EXERCISE DIRECTIONS:
Find every line with the word "title". Copy those lines.

╔══

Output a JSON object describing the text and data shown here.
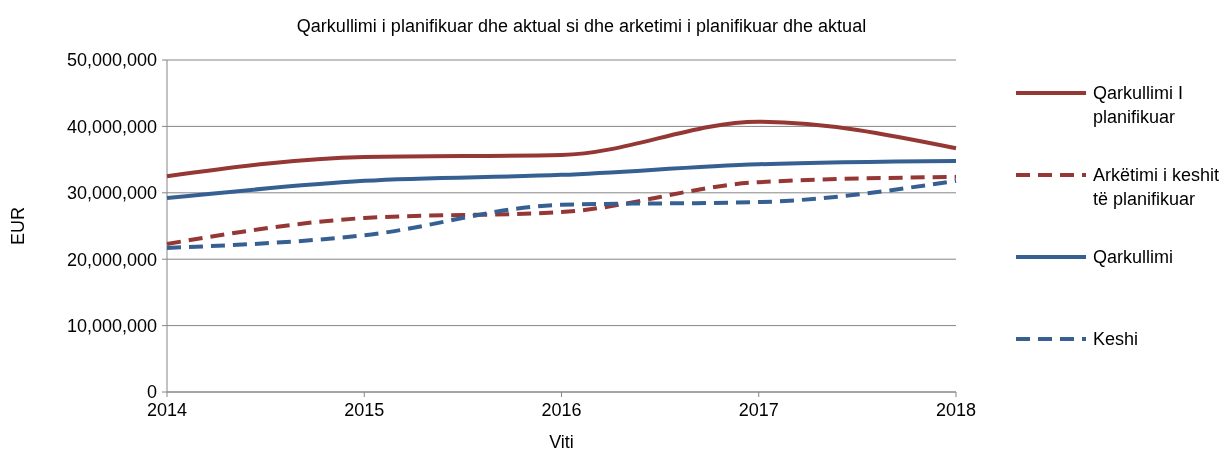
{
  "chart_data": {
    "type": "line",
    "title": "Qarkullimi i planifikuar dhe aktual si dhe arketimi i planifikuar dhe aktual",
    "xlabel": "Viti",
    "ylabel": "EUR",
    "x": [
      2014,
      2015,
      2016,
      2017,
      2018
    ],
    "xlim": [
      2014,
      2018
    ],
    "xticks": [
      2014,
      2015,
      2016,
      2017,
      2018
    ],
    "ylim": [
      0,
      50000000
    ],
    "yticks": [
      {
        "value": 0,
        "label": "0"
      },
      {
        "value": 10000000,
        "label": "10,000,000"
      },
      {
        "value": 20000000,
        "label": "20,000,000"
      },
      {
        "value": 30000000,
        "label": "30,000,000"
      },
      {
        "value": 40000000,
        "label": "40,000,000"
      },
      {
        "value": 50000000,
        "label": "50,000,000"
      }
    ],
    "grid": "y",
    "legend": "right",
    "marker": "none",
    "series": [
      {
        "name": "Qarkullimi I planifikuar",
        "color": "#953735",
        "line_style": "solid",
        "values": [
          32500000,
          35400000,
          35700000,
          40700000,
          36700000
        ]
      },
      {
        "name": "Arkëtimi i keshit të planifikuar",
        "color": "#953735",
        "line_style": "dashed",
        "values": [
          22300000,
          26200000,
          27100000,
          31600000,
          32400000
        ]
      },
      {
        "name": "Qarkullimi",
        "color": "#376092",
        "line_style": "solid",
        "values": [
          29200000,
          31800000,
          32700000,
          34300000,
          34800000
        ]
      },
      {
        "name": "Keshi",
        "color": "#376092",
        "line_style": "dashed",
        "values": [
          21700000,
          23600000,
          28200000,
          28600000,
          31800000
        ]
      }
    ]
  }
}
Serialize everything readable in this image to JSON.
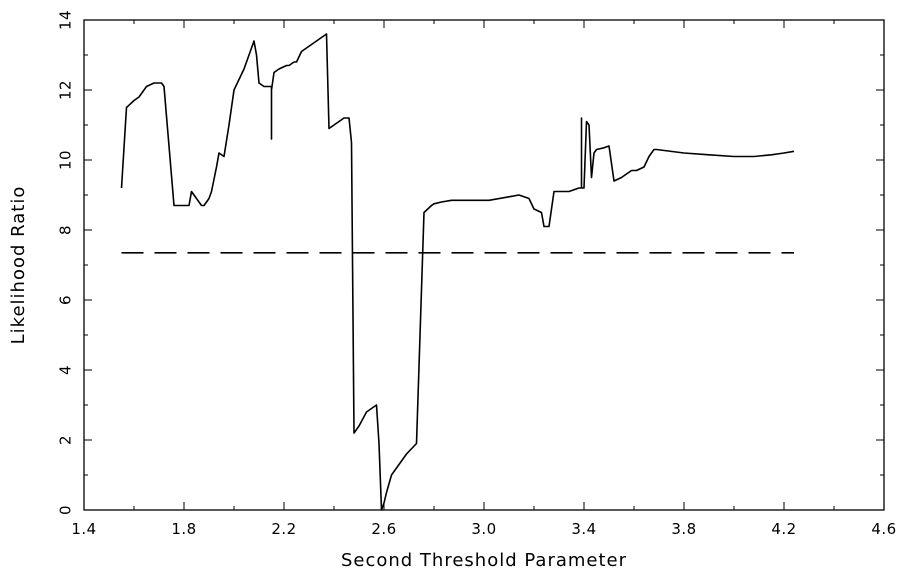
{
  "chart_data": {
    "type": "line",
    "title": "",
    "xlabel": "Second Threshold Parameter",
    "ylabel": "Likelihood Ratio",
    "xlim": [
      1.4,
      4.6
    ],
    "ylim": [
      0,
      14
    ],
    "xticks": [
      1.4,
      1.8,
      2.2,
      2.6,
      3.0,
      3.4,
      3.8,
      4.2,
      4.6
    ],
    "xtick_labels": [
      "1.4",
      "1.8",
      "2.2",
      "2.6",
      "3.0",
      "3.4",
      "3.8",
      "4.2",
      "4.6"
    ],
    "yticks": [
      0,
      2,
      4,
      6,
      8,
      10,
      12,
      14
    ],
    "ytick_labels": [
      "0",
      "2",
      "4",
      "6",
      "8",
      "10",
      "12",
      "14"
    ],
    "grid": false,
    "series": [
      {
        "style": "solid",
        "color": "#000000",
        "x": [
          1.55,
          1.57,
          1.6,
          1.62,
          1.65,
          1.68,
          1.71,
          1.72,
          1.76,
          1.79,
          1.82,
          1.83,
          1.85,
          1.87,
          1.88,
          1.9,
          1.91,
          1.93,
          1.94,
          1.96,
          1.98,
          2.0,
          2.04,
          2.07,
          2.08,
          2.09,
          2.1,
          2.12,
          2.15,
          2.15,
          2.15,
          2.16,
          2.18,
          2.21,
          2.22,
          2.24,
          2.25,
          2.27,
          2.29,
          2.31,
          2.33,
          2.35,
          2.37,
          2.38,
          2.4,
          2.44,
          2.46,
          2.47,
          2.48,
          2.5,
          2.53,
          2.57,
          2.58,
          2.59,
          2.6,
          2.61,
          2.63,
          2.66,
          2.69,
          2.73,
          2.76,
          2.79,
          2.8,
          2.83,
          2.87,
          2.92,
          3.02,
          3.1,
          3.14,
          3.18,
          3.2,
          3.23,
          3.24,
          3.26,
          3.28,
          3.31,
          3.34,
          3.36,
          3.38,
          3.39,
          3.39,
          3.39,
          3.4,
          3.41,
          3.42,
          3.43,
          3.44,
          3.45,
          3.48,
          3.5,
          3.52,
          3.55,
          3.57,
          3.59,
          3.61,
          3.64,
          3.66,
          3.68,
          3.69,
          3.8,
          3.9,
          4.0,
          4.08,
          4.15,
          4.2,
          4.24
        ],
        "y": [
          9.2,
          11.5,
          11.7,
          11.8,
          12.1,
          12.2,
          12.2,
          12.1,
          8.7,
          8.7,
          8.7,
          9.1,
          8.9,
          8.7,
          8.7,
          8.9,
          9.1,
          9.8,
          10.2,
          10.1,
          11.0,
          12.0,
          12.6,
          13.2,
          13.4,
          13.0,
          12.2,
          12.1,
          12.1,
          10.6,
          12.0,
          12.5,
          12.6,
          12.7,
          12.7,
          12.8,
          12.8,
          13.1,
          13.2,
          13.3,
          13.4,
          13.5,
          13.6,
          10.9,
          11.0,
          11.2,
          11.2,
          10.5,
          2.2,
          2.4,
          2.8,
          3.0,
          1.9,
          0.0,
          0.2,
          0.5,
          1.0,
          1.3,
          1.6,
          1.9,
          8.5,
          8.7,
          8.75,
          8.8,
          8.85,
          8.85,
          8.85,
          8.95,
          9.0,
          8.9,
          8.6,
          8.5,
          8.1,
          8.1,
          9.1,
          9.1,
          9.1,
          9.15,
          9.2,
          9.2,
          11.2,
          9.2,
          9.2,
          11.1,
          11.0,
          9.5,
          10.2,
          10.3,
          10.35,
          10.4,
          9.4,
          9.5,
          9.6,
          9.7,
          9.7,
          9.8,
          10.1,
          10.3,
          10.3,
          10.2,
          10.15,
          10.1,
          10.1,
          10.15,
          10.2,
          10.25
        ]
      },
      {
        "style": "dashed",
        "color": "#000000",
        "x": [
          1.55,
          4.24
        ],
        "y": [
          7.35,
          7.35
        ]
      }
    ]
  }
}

╚══

RESPONSE TO THE EXERCISE:
    "title": "Qarkullimi i planifikuar dhe aktual si dhe arketimi i planifikuar dhe aktual",
    "title": "",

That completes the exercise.